(Stored data)
☆ ☆ ☆ ☆ ☆ ☆ ☆
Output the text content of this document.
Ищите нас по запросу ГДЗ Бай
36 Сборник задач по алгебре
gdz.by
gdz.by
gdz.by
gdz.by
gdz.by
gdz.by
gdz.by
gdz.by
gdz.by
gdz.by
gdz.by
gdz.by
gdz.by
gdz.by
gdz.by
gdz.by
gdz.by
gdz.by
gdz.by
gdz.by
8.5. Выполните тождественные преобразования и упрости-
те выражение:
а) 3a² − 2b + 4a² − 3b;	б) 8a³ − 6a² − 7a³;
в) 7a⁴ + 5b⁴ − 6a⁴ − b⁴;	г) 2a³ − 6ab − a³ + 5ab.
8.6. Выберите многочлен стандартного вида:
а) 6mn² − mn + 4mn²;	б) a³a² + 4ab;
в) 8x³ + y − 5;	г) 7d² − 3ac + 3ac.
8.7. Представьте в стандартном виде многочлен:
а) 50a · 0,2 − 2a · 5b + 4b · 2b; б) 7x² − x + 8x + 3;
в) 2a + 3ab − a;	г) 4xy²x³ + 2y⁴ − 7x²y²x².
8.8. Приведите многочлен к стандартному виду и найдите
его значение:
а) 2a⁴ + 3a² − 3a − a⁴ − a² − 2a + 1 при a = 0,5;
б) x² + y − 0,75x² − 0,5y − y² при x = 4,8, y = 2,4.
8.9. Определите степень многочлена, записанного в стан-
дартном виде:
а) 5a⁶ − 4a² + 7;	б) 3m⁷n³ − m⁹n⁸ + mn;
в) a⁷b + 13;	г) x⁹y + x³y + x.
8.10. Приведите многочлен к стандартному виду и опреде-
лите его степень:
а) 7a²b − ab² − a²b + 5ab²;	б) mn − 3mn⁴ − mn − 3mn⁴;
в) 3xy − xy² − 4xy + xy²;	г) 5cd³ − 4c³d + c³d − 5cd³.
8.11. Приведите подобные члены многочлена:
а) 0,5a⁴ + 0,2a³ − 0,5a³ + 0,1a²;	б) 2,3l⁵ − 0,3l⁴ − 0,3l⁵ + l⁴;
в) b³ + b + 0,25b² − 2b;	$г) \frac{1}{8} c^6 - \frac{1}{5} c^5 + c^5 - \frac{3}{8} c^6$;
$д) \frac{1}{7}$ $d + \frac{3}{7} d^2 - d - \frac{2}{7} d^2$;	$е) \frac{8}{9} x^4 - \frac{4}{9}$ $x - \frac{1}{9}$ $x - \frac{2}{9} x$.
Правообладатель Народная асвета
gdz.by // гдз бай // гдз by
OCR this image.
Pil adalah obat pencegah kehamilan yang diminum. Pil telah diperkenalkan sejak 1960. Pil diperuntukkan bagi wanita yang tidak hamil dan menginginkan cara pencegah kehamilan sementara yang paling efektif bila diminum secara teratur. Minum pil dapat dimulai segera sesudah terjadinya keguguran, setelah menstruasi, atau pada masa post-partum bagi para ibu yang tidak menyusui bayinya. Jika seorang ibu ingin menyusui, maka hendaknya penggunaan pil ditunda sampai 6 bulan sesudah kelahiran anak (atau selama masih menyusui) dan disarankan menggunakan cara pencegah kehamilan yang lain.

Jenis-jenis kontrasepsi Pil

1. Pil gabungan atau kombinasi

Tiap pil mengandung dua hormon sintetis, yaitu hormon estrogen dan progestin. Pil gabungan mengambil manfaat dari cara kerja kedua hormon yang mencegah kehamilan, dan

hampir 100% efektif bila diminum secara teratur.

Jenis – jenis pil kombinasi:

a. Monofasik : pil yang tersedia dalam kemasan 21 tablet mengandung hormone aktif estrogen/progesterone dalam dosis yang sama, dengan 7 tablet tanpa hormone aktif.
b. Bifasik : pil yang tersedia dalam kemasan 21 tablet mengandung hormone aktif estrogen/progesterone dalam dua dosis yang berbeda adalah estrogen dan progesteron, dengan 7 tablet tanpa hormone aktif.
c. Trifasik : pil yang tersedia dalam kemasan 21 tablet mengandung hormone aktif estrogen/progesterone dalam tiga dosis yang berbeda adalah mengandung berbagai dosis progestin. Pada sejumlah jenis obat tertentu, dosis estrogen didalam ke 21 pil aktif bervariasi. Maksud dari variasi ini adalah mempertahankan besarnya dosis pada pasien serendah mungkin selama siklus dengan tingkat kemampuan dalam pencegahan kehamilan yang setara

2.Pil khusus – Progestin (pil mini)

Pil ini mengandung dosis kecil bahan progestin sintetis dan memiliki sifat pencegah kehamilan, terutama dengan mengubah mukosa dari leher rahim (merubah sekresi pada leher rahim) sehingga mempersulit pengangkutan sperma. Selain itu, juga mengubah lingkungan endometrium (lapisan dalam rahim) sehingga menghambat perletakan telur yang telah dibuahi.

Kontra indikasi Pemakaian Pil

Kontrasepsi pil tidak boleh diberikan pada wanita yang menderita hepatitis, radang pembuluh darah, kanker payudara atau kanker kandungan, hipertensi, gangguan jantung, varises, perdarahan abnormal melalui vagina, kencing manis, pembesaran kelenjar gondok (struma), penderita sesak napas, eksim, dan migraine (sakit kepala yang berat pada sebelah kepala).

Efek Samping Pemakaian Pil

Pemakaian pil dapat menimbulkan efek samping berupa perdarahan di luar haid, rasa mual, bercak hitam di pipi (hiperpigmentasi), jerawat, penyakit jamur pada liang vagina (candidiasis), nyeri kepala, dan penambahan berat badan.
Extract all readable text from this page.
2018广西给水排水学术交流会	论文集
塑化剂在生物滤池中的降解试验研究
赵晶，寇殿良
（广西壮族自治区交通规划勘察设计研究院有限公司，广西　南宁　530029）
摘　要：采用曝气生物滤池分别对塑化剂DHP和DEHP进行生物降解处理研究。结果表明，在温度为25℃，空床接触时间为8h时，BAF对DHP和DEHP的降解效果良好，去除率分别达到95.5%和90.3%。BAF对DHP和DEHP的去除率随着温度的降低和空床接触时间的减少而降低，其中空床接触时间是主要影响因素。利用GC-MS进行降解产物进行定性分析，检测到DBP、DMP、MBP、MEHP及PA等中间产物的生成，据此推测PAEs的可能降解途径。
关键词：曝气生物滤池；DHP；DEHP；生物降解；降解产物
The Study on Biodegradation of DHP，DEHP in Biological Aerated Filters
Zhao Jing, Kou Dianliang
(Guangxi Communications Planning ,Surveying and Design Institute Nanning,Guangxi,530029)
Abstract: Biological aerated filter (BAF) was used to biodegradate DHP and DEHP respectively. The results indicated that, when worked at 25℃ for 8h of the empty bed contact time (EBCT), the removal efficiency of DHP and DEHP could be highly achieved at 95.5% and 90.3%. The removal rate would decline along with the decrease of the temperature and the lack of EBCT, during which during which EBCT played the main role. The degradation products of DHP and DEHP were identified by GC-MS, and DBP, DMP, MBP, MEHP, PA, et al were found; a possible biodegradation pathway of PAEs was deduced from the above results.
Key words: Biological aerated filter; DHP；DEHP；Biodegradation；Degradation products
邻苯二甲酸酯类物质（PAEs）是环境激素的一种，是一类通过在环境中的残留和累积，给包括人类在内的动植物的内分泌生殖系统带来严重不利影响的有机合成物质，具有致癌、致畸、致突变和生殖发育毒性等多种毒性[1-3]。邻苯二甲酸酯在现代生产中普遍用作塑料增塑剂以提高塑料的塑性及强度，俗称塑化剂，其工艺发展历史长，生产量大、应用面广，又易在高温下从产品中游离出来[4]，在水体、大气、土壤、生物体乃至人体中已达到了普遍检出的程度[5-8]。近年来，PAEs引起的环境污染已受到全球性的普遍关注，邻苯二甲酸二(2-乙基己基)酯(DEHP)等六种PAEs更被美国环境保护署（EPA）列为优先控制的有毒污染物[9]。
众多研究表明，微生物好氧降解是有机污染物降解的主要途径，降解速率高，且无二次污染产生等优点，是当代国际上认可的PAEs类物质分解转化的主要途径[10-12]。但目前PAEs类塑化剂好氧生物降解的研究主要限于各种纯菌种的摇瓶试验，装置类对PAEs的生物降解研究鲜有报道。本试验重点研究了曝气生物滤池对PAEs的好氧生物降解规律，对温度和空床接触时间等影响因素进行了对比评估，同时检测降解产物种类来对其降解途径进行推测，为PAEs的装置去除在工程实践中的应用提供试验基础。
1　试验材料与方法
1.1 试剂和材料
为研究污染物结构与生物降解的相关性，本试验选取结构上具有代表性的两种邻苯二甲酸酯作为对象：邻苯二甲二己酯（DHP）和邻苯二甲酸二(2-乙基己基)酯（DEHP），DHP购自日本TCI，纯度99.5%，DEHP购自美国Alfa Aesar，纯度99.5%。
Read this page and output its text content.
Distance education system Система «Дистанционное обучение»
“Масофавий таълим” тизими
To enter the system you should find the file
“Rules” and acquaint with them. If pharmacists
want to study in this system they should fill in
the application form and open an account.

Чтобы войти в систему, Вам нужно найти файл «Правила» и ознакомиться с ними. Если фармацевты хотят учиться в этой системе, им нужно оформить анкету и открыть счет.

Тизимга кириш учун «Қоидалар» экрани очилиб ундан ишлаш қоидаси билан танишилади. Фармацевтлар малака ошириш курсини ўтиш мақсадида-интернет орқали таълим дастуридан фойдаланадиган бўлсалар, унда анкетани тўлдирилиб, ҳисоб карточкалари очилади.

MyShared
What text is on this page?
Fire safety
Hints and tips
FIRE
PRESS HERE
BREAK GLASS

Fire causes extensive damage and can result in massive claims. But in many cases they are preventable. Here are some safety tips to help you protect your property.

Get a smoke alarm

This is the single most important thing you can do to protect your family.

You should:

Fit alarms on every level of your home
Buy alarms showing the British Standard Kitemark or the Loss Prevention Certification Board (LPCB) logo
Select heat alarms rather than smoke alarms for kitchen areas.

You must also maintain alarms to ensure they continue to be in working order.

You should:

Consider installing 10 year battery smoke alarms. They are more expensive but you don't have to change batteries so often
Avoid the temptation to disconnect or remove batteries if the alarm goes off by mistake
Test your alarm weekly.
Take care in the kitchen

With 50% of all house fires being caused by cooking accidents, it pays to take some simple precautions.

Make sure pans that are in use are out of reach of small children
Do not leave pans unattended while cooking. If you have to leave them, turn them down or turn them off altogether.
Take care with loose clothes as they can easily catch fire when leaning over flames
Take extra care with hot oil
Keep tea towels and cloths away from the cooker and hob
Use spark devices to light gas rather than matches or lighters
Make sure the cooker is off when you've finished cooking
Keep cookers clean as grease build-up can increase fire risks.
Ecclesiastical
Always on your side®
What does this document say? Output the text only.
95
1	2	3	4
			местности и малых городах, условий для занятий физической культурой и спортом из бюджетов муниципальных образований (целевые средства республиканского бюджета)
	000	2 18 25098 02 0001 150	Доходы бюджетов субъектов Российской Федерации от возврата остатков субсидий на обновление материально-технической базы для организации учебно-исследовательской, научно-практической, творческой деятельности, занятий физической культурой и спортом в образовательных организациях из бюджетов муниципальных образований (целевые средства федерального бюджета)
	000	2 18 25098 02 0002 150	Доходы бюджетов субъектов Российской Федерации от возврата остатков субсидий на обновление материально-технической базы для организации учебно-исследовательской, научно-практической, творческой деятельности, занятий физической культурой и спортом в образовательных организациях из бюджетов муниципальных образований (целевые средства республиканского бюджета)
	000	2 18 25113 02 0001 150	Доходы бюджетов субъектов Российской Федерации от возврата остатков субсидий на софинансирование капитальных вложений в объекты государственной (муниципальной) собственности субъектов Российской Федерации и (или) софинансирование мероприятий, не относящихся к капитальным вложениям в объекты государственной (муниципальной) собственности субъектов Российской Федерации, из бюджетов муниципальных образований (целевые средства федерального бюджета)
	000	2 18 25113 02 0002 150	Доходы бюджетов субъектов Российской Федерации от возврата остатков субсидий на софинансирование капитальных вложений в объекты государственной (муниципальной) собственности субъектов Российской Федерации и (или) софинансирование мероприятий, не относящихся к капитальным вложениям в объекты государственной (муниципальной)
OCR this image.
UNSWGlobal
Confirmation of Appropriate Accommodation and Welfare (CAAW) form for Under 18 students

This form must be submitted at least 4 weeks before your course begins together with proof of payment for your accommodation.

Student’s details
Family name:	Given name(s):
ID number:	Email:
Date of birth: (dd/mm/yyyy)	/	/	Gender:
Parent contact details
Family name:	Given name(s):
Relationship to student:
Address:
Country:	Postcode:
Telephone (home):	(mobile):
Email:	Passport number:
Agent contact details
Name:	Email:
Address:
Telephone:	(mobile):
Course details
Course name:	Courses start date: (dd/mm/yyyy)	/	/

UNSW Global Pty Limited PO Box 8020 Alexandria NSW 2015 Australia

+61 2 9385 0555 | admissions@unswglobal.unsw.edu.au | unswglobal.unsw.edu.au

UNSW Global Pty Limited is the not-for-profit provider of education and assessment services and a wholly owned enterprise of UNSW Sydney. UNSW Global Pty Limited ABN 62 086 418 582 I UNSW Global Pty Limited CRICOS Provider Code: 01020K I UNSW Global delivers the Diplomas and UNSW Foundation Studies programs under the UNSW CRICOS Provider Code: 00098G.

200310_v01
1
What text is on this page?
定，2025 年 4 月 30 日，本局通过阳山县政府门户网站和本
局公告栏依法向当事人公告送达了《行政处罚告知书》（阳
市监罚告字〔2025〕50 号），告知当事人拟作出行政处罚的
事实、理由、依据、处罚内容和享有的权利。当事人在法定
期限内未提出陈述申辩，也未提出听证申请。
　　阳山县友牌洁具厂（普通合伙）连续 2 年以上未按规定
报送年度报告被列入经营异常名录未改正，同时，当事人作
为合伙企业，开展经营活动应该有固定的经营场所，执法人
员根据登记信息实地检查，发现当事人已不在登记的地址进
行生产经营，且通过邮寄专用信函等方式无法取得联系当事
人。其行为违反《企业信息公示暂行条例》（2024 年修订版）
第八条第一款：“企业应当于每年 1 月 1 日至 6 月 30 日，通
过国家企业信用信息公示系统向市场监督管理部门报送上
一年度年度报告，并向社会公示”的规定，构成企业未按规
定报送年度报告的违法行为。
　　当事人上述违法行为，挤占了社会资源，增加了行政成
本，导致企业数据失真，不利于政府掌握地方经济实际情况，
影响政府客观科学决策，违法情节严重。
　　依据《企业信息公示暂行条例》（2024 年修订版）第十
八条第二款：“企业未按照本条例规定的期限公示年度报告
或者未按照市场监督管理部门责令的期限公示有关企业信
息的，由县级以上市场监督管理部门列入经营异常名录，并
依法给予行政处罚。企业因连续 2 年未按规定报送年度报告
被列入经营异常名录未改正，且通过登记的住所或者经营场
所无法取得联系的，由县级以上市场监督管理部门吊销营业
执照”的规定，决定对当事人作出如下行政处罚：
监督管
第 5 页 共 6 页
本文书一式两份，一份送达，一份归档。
☆ ☆ ☆ ☆ ☆ ☆ ☆
### STATED PROBLEM
Which lines in the records above contain the string "contact"? Copy each one.

### FINISHED EXERCISE
Abstract: Biological aerated filter (BAF) was used to biodegradate DHP and DEHP respectively. The results indicated that, when worked at 25℃ for 8h of the empty bed contact time (EBCT), the removal efficiency of DHP and DEHP could be highly achieved at 95.5% and 90.3%. The removal rate would decline along with the decrease of the temperature and the lack of EBCT, during which during which EBCT played the main role. The degradation products of DHP and DEHP were identified by GC-MS, and DBP, DMP, MBP, MEHP, PA, et al were found; a possible biodegradation pathway of PAEs was deduced from the above results.
Parent contact details
Agent contact details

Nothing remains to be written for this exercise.